WORK TO DO:
A - In the article on EU green finance rules and Switzerland, by what year does the European Green Deal aim to make the bloc carbon neutral?
B - Resume the article on EU green finance rules and Switzerland, picking up right after its final sentence.

EU green finance rules: what they mean for Switzerland
“It does exactly what it says on the tin”. This 1990s British advertising slogan that brought fame to a humble brand of wood varnish could well now apply to the European Union’s rules aimed at bringing greater transparency to the world of sustainable investing.
Part of the European Green Deal that aims to make the bloc carbon neutral by 2050, the sustainable finance disclosure regulations (SFDR), together with the EU taxonomy framework, will require fund groups to explain what’s “inside the tin” of their green investment products, including any environmental and social governance (ESG) risks.
They will also have to clearly label how environmentally friendly their activities are, in a move aimed at clamping down on “greenwashing” by businesses and steering much-needed cash towards more sustainable, low-carbon projects. Much like cigarette packets with their visually explicit warnings, all investment products will have to carry a disclaimer where they do not meet the environmental objectives set out in the taxonomy.
The landmark rules, which will start being introduced next month, not only affect financial market participants in Europe, but also force any companies selling products inside the EU to step up their game, including Swiss fund and asset managers.
“The EU acts as a global industry standard-setter whether or not these standards become mandatory in Switzerland,” accountancy firm EY said in an advisory note. But with the EU taking the lead, it raises questions about Switzerland’s own regulatory plans - or lack thereof.
Read also: Where do SDGs fit into EU green finance rules?
The Swiss finance sector "now comes under pressure because there are no standards at this current stage", Antonios Koumbarakis, head strategic regulatory and sustainability at PWC, told Geneva Solutions.
Switzerland weighs its options. Though keen to become a global leader on ethical investing, Switzerland has yet to set any standardised rules for its financial sector. In December, the Swiss Confederation organised a consultation on how it could react to EU legislation. It also began evaluating whether it is necessary to adopt its own taxonomy to tackle greenwashing.
However, at present there is no real impetus to impose further regulation, preferring to adopt voluntary measures instead, says Jean Laville, deputy chief executive of Swiss Sustainable Finance. He told Geneva Solutions:
“The Federal Council has decided to ask the State Secretariat for International Finance (SIF) to evaluate if it is necessary for Switzerland to implement some legislation against greenwashing. At SSF, we have just received the consultation from SIF asking us a lot of questions on this dimension. We are discussing it internally to try to understand what they want.”

GIVEN RECORDS:
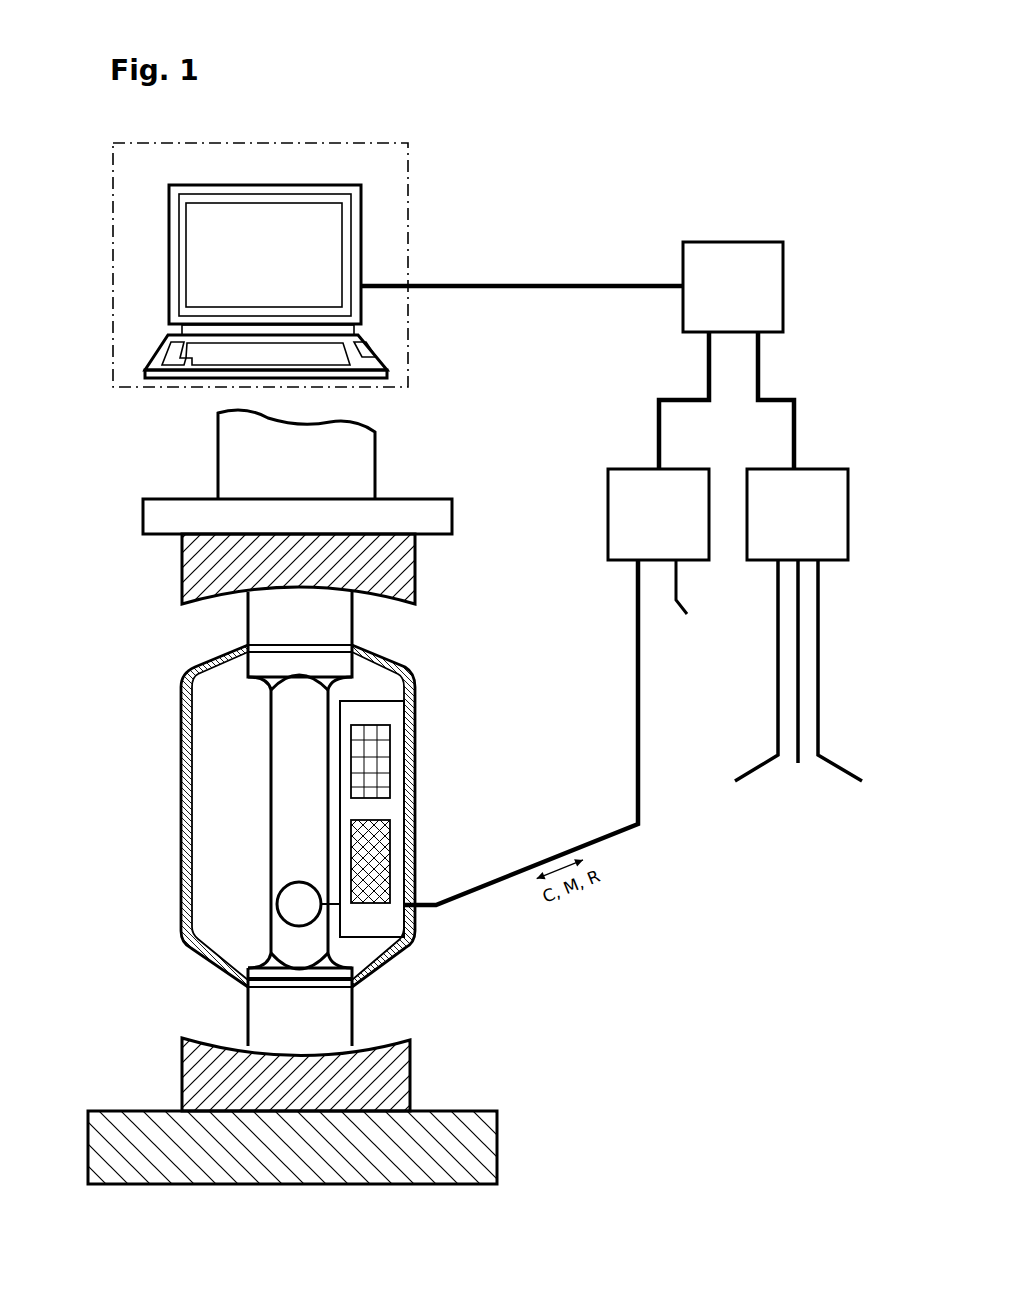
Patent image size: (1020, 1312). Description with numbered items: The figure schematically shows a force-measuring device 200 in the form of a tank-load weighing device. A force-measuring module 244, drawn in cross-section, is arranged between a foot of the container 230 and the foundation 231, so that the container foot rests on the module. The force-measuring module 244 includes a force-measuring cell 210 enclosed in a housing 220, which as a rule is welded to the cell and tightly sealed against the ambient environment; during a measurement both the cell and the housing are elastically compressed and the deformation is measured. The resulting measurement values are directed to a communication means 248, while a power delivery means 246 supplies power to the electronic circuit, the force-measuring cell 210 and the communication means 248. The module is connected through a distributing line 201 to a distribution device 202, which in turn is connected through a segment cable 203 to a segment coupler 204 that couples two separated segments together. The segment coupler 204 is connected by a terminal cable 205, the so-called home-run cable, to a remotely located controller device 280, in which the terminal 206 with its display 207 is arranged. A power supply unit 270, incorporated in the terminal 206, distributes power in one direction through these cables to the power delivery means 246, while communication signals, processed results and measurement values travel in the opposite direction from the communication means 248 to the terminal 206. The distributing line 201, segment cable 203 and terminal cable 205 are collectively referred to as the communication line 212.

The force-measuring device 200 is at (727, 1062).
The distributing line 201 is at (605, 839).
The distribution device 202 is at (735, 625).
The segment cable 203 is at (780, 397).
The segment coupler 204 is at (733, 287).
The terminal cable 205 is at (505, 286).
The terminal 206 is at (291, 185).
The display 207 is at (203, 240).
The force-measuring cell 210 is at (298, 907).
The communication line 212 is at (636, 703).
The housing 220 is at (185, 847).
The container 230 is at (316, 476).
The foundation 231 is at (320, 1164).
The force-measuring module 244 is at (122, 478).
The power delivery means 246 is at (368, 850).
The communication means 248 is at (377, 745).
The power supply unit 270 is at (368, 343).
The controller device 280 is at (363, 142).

---

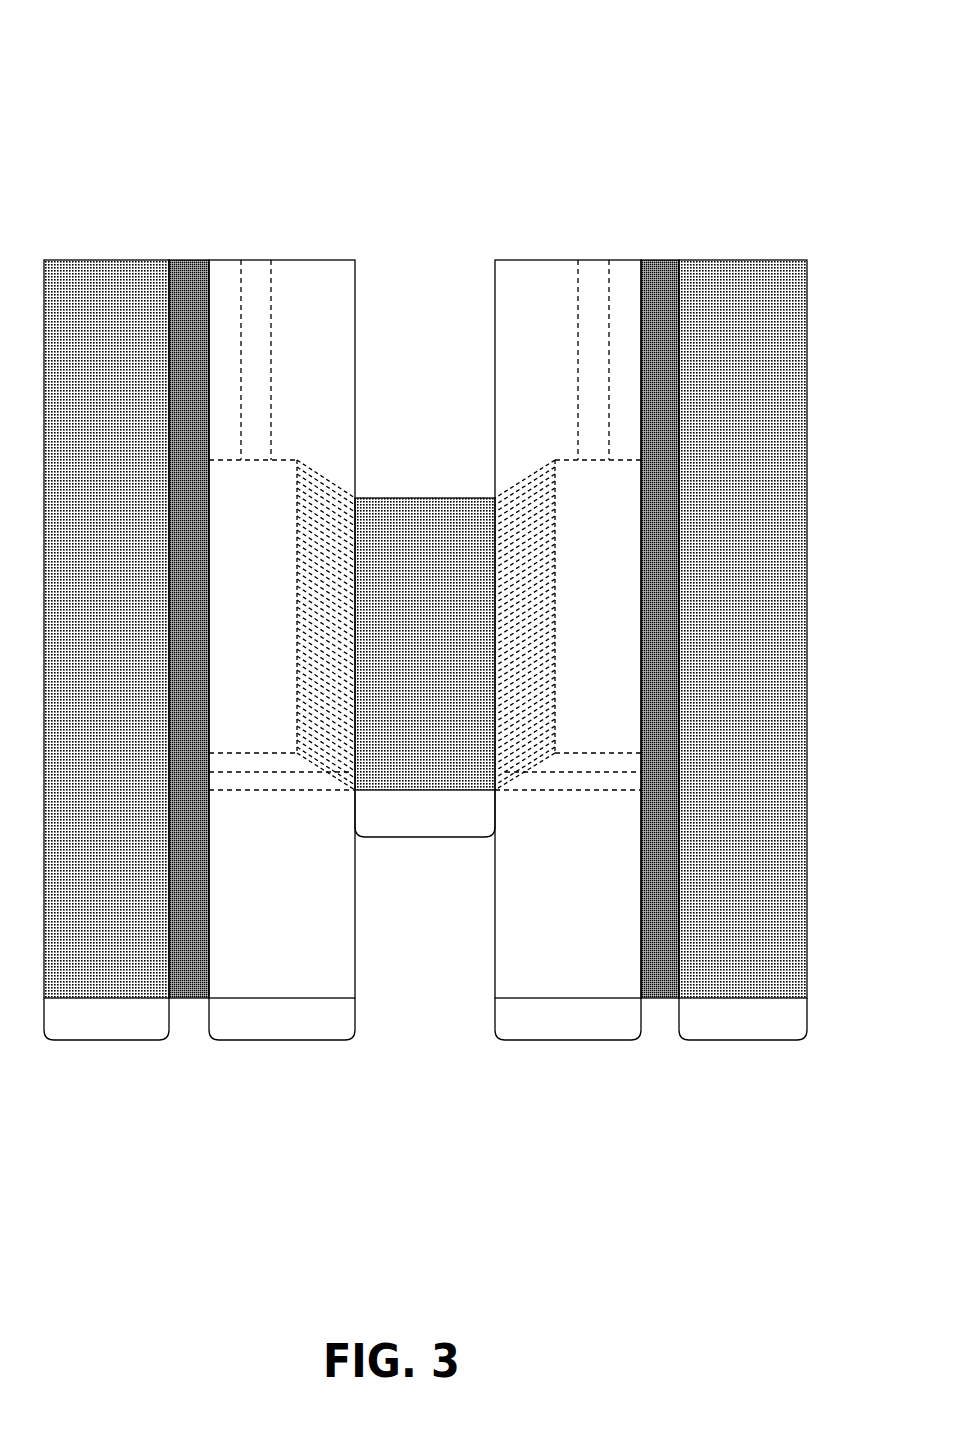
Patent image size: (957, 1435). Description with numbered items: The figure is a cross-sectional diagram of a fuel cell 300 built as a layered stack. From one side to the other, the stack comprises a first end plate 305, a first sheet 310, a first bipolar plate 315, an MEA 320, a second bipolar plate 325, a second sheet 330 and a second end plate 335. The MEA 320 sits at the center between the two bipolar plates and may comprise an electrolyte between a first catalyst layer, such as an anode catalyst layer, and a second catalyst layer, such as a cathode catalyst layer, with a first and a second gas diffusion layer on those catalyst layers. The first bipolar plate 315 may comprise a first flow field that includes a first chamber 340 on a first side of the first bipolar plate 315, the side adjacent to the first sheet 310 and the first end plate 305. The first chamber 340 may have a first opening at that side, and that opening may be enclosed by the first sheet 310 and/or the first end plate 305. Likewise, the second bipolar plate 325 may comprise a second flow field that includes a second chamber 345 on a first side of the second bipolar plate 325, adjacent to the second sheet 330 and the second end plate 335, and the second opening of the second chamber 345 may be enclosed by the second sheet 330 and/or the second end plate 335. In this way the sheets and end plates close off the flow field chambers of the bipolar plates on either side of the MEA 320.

---

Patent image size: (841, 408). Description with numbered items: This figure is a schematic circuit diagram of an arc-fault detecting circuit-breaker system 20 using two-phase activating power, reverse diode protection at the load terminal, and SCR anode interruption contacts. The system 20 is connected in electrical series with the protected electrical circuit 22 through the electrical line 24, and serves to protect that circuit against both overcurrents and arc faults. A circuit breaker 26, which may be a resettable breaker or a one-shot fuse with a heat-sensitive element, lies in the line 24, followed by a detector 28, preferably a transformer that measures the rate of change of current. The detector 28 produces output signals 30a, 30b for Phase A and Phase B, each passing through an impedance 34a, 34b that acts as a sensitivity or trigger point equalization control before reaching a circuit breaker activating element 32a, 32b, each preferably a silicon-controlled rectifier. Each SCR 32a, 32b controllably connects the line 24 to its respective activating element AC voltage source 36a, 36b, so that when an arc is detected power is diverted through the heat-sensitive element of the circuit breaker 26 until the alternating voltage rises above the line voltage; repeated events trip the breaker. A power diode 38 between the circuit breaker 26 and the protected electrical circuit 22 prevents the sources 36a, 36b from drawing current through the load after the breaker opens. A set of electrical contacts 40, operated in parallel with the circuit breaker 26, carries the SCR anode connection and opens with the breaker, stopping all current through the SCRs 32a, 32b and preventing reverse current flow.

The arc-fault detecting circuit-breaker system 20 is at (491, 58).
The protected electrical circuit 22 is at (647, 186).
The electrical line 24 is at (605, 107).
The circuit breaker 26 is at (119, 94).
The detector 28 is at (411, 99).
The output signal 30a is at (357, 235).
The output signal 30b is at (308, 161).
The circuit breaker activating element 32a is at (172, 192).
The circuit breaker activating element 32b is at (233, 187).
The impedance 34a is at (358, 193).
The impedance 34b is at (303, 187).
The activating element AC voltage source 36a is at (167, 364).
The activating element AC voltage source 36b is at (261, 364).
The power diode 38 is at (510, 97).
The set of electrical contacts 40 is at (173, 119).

RESULTS FOR EACH TASK:
A - 2050

B -
Swiss Sustainable Finance is also separately in the process of finalising consultations for a roadmap to help set short and long-term policy objectives for the sustainable finance industry and advise different actors, from asset owners and banks to the Swiss National Bank and the country’s financial regulator FINMA.
“We don’t always need legislation as a first stage. If the private sector [adopts measures on a voluntary basis], it's easier to come in with legislation when you already have a practice that is established in the market,” Laville said.
Regulations vs. voluntary initiatives. There have been some regulatory and voluntary steps taken to help reach its climate goals and in improving social corporate governance, even if the majority do not directly impact financial institutions. These include:
The CO2 law. Agreed by the Swiss parliament in September, the CO2 law should help the country reduce carbon emissions by 50 per cent by 2030 relative to 1990s levels, through measures such as taxes on airline tickets, carbon emission limits for new cars and national emission trade schemes.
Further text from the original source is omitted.